• **EXERCISE TASK**
Give the number of lines containing the word "balancer" and nothing more.

• **TASK DATA**
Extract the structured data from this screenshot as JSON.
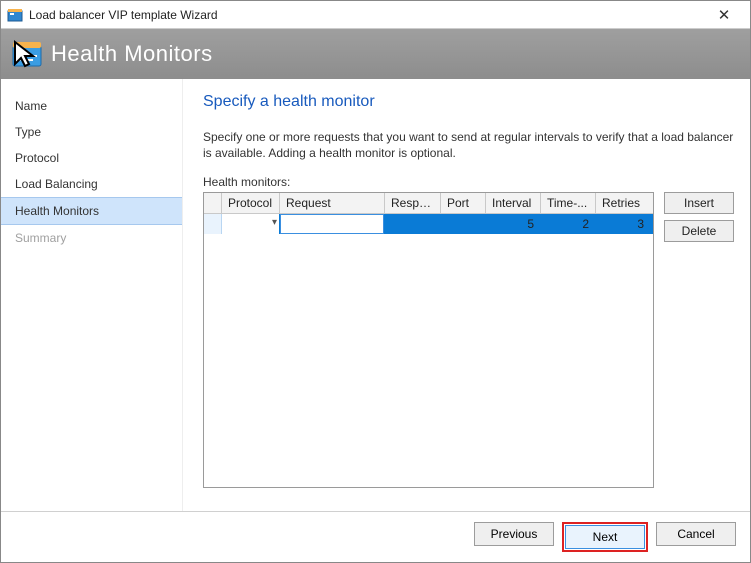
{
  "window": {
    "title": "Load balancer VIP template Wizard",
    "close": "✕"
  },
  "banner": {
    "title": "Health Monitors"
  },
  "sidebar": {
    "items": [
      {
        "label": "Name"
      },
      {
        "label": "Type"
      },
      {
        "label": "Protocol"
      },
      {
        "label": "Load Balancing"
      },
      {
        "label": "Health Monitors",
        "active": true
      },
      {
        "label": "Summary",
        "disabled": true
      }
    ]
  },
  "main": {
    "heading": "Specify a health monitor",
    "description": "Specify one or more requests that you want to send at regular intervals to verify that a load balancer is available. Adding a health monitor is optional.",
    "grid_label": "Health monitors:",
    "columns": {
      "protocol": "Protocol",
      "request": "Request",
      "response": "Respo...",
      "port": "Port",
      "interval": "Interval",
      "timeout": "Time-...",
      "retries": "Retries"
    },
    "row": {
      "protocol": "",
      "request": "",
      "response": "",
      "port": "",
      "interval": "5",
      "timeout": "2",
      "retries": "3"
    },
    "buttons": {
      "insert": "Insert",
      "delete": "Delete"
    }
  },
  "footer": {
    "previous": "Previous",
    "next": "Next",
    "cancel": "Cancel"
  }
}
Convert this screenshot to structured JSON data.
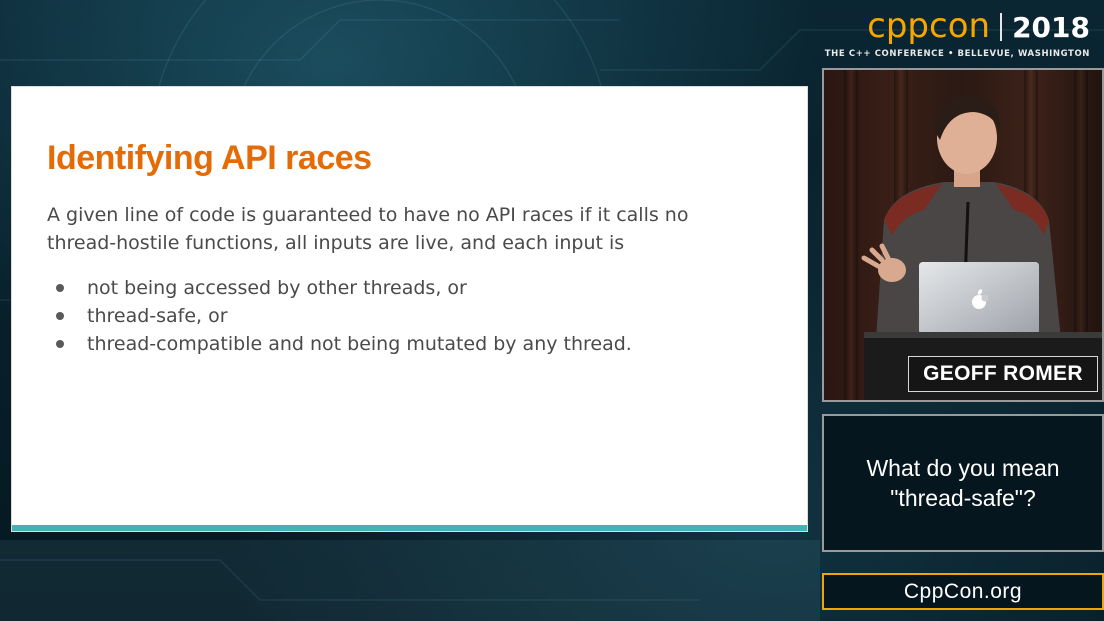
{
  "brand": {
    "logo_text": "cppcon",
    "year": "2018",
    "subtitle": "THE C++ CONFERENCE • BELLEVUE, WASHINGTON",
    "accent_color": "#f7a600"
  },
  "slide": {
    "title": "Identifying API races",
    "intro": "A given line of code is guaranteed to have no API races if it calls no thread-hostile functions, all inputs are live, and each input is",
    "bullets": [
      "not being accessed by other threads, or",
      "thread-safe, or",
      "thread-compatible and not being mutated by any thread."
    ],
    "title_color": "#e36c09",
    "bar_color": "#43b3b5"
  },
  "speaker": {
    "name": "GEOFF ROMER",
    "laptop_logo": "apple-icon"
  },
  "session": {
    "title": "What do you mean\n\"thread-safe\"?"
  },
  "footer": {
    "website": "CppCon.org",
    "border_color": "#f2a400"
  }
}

• **EXERCISE ANSWER**
2